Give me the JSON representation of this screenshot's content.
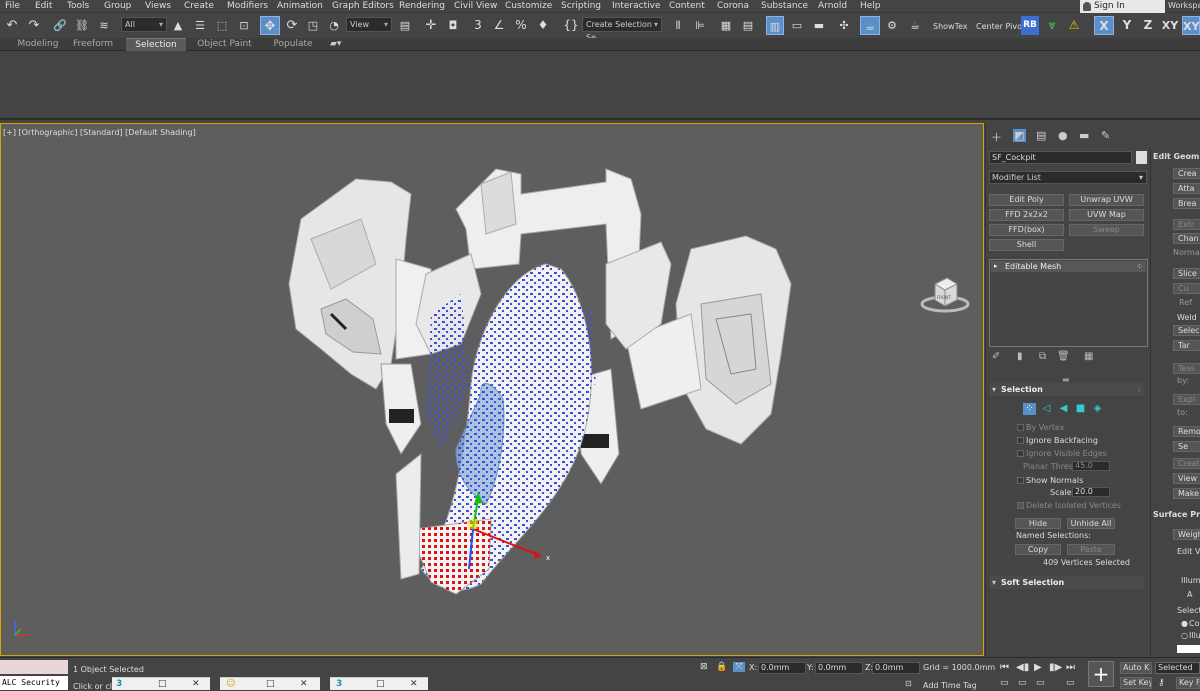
{
  "menu": [
    "File",
    "Edit",
    "Tools",
    "Group",
    "Views",
    "Create",
    "Modifiers",
    "Animation",
    "Graph Editors",
    "Rendering",
    "Civil View",
    "Customize",
    "Scripting",
    "Interactive",
    "Content",
    "Corona",
    "Substance",
    "Arnold",
    "Help"
  ],
  "account": {
    "sign_in": "Sign In",
    "workspace": "Workspac"
  },
  "toolbar": {
    "filter_value": "All",
    "view_value": "View",
    "selection_set_placeholder": "Create Selection Se",
    "show_tex": "ShowTex",
    "center_pivot": "Center Pivot",
    "rb": "RB",
    "x": "X",
    "y": "Y",
    "z": "Z",
    "xy": "XY",
    "xy2": "XY"
  },
  "ribbon_tabs": [
    {
      "label": "Modeling",
      "active": false
    },
    {
      "label": "Freeform",
      "active": false
    },
    {
      "label": "Selection",
      "active": true
    },
    {
      "label": "Object Paint",
      "active": false
    },
    {
      "label": "Populate",
      "active": false
    }
  ],
  "viewport": {
    "label": "[+] [Orthographic] [Standard] [Default Shading]",
    "viewcube_label": "FRONT"
  },
  "command_panel": {
    "object_name": "SF_Cockpit",
    "modifier_list": "Modifier List",
    "modifier_buttons": [
      {
        "label": "Edit Poly",
        "enabled": true
      },
      {
        "label": "Unwrap UVW",
        "enabled": true
      },
      {
        "label": "FFD 2x2x2",
        "enabled": true
      },
      {
        "label": "UVW Map",
        "enabled": true
      },
      {
        "label": "FFD(box)",
        "enabled": true
      },
      {
        "label": "Sweep",
        "enabled": false
      },
      {
        "label": "Shell",
        "enabled": true
      }
    ],
    "stack_item": "Editable Mesh",
    "selection": {
      "title": "Selection",
      "by_vertex": "By Vertex",
      "ignore_backfacing": "Ignore Backfacing",
      "ignore_visible_edges": "Ignore Visible Edges",
      "planar_thresh_label": "Planar Thresh:",
      "planar_thresh_value": "45.0",
      "show_normals": "Show Normals",
      "scale_label": "Scale:",
      "scale_value": "20.0",
      "delete_isolated": "Delete Isolated Vertices",
      "hide": "Hide",
      "unhide_all": "Unhide All",
      "named_selections": "Named Selections:",
      "copy": "Copy",
      "paste": "Paste",
      "status": "409 Vertices Selected"
    },
    "soft_selection": "Soft Selection"
  },
  "edit_geometry": {
    "title": "Edit Geom",
    "items": [
      "Crea",
      "Atta",
      "Brea",
      "Extr",
      "Chan",
      "Normal",
      "Slice",
      "Cu",
      "Ref",
      "Weld",
      "Selec",
      "Tar",
      "Tess",
      "by:",
      "Expl",
      "to:",
      "Remo",
      "Se",
      "Creat",
      "View",
      "Make P"
    ],
    "surface_title": "Surface Pr",
    "surface_items": [
      "Weigh",
      "Edit Ve",
      "Illumi",
      "A",
      "Select V",
      "Col",
      "Illu"
    ]
  },
  "status": {
    "selected": "1 Object Selected",
    "prompt": "Click or click",
    "x_label": "X:",
    "x_value": "0.0mm",
    "y_label": "Y:",
    "y_value": "0.0mm",
    "z_label": "Z:",
    "z_value": "0.0mm",
    "grid": "Grid = 1000.0mm",
    "add_time_tag": "Add Time Tag",
    "auto_key": "Auto K",
    "set_key": "Set Key",
    "selected_dropdown": "Selected",
    "key_filters": "Key F"
  },
  "maxscript": {
    "text": "ALC Security"
  },
  "taskbar": [
    {
      "icon": "3"
    },
    {
      "icon": "☺"
    },
    {
      "icon": "3"
    }
  ],
  "colors": {
    "accent": "#5b8fc7",
    "viewport_border": "#d8a300",
    "selection_vertex": "#3b4fd8",
    "selected_vertex": "#e01010"
  }
}
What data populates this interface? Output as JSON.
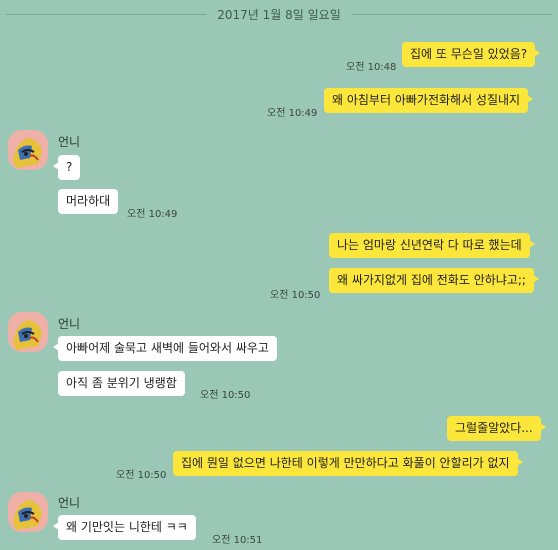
{
  "date_divider": "2017년 1월 8일 일요일",
  "contact_name": "언니",
  "messages": {
    "m1": {
      "text": "집에 또 무슨일 있었음?",
      "time": "오전 10:48"
    },
    "m2": {
      "text": "왜 아침부터 아빠가전화해서 성질내지",
      "time": "오전 10:49"
    },
    "m3": {
      "text": "?"
    },
    "m4": {
      "text": "머라하대",
      "time": "오전 10:49"
    },
    "m5": {
      "text": "나는 엄마랑 신년연락 다 따로 했는데"
    },
    "m6": {
      "text": "왜 싸가지없게 집에 전화도 안하냐고;;",
      "time": "오전 10:50"
    },
    "m7": {
      "text": "아빠어제 술묵고 새벽에 들어와서 싸우고"
    },
    "m8": {
      "text": "아직 좀 분위기 냉랭함",
      "time": "오전 10:50"
    },
    "m9": {
      "text": "그럴줄알았다..."
    },
    "m10": {
      "text": "집에 뭔일 없으면 나한테 이렇게 만만하다고 화풀이 안할리가 없지",
      "time": "오전 10:50"
    },
    "m11": {
      "text": "왜 기만잇는 니한테 ㅋㅋ",
      "time": "오전 10:51"
    }
  },
  "colors": {
    "background": "#9bc8b6",
    "my_bubble": "#fbe63b",
    "other_bubble": "#ffffff"
  },
  "icons": {
    "avatar": "profile-avatar-pop-art"
  }
}
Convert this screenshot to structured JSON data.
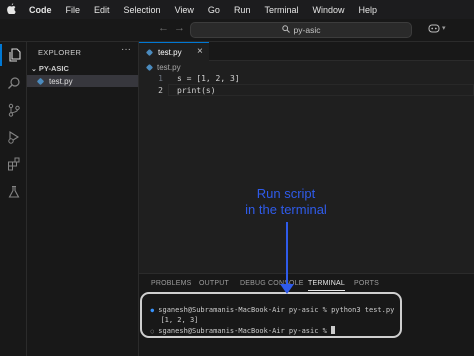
{
  "menubar": {
    "apple_glyph": "",
    "items": [
      "Code",
      "File",
      "Edit",
      "Selection",
      "View",
      "Go",
      "Run",
      "Terminal",
      "Window",
      "Help"
    ]
  },
  "titlebar": {
    "back_arrow": "←",
    "forward_arrow": "→",
    "search_text": "py-asic"
  },
  "sidebar": {
    "title": "EXPLORER",
    "more": "···",
    "folder": "PY-ASIC",
    "file": "test.py"
  },
  "editor": {
    "tab_label": "test.py",
    "tab_close": "×",
    "breadcrumb": "test.py",
    "lines": [
      {
        "number": "1",
        "text": "s = [1, 2, 3]"
      },
      {
        "number": "2",
        "text": "print(s)"
      }
    ]
  },
  "annotation": {
    "line1": "Run script",
    "line2": "in the terminal"
  },
  "panel": {
    "tabs": [
      "PROBLEMS",
      "OUTPUT",
      "DEBUG CONSOLE",
      "TERMINAL",
      "PORTS"
    ],
    "active_tab": "TERMINAL"
  },
  "terminal": {
    "prompt1": "sganesh@Subramanis-MacBook-Air py-asic % python3 test.py",
    "output": "[1, 2, 3]",
    "prompt2": "sganesh@Subramanis-MacBook-Air py-asic % "
  },
  "colors": {
    "accent": "#0078d4",
    "annotation": "#2f5bea",
    "python_icon": "#4b8bbe"
  }
}
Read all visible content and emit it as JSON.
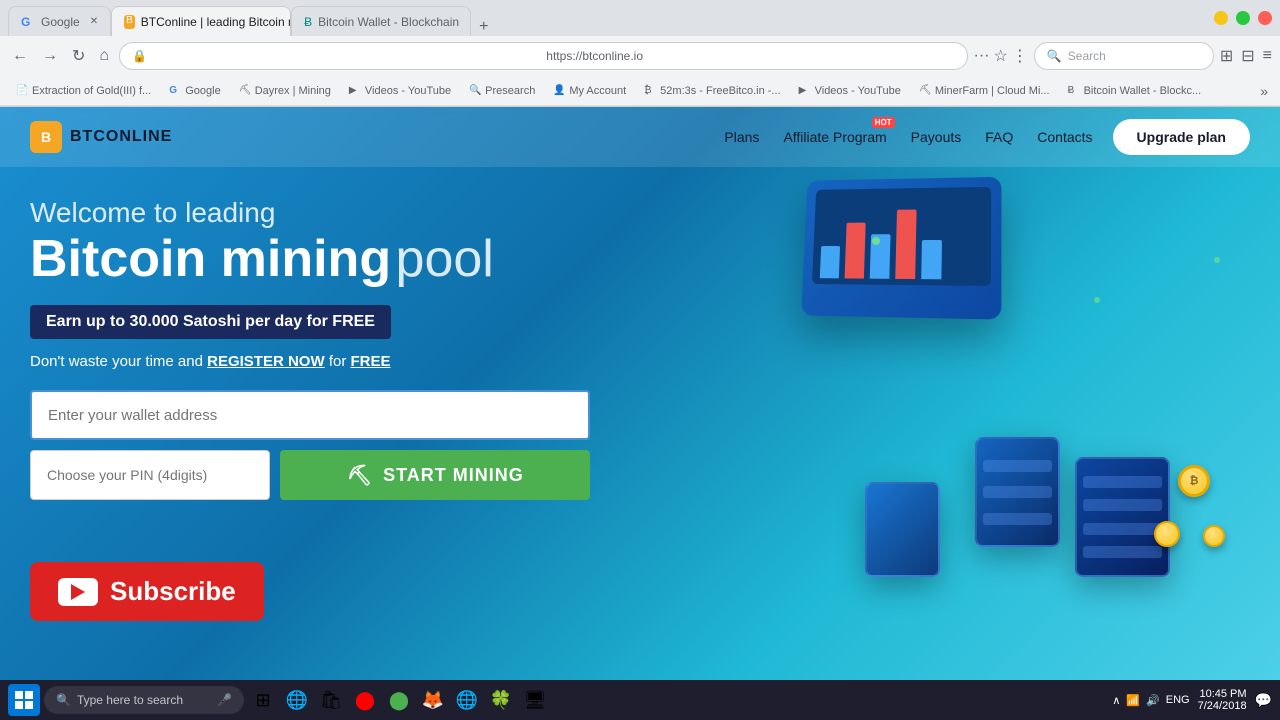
{
  "browser": {
    "tabs": [
      {
        "id": "tab-google",
        "label": "Google",
        "favicon": "G",
        "active": false,
        "favicon_color": "#4285f4"
      },
      {
        "id": "tab-btconline",
        "label": "BTConline | leading Bitcoin mi...",
        "favicon": "B",
        "active": true,
        "favicon_color": "#f5a623"
      },
      {
        "id": "tab-blockchain",
        "label": "Bitcoin Wallet - Blockchain",
        "favicon": "Ƀ",
        "active": false,
        "favicon_color": "#00897b"
      }
    ],
    "address": "https://btconline.io",
    "search_placeholder": "Search",
    "bookmarks": [
      {
        "label": "Extraction of Gold(III) f...",
        "icon": "📄"
      },
      {
        "label": "Google",
        "icon": "G"
      },
      {
        "label": "Dayrex | Mining",
        "icon": "⛏"
      },
      {
        "label": "Videos - YouTube",
        "icon": "▶"
      },
      {
        "label": "Presearch",
        "icon": "🔍"
      },
      {
        "label": "My Account",
        "icon": "👤"
      },
      {
        "label": "52m:3s - FreeBitco.in -...",
        "icon": "₿"
      },
      {
        "label": "Videos - YouTube",
        "icon": "▶"
      },
      {
        "label": "MinerFarm | Cloud Mi...",
        "icon": "⛏"
      },
      {
        "label": "Bitcoin Wallet - Blockc...",
        "icon": "Ƀ"
      }
    ]
  },
  "site": {
    "logo_icon": "B",
    "logo_text": "BTCONLINE",
    "nav": {
      "plans": "Plans",
      "affiliate": "Affiliate Program",
      "payouts": "Payouts",
      "payouts_hot": true,
      "faq": "FAQ",
      "contacts": "Contacts",
      "upgrade": "Upgrade plan"
    },
    "hero": {
      "title_top": "Welcome to leading",
      "title_bold": "Bitcoin mining",
      "title_light": "pool",
      "badge": "Earn up to 30.000 Satoshi per day for FREE",
      "cta_text": "Don't waste your time and",
      "cta_link": "REGISTER NOW",
      "cta_suffix": "for",
      "cta_free": "FREE"
    },
    "form": {
      "wallet_placeholder": "Enter your wallet address",
      "pin_placeholder": "Choose your PIN (4digits)",
      "start_btn": "START MINING"
    }
  },
  "subscribe": {
    "label": "Subscribe"
  },
  "chart_bars": [
    {
      "height": 30,
      "color": "#42a5f5"
    },
    {
      "height": 50,
      "color": "#ef5350"
    },
    {
      "height": 40,
      "color": "#42a5f5"
    },
    {
      "height": 60,
      "color": "#ef5350"
    },
    {
      "height": 35,
      "color": "#42a5f5"
    }
  ],
  "taskbar": {
    "search_placeholder": "Type here to search",
    "time": "10:45 PM",
    "date": "7/24/2018",
    "lang": "ENG",
    "icons": [
      "🗔",
      "📁",
      "🌐",
      "⊕",
      "🔴",
      "🟢",
      "🦊",
      "🌐",
      "🍀",
      "🖥"
    ]
  }
}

---+---

Required task:
Filter the entries down to the lines with the word "MacBook" in them.

Output for this task:
    "prompt1": "sganesh@Subramanis-MacBook-Air py-asic % python3 test.py",
    "prompt2": "sganesh@Subramanis-MacBook-Air py-asic % "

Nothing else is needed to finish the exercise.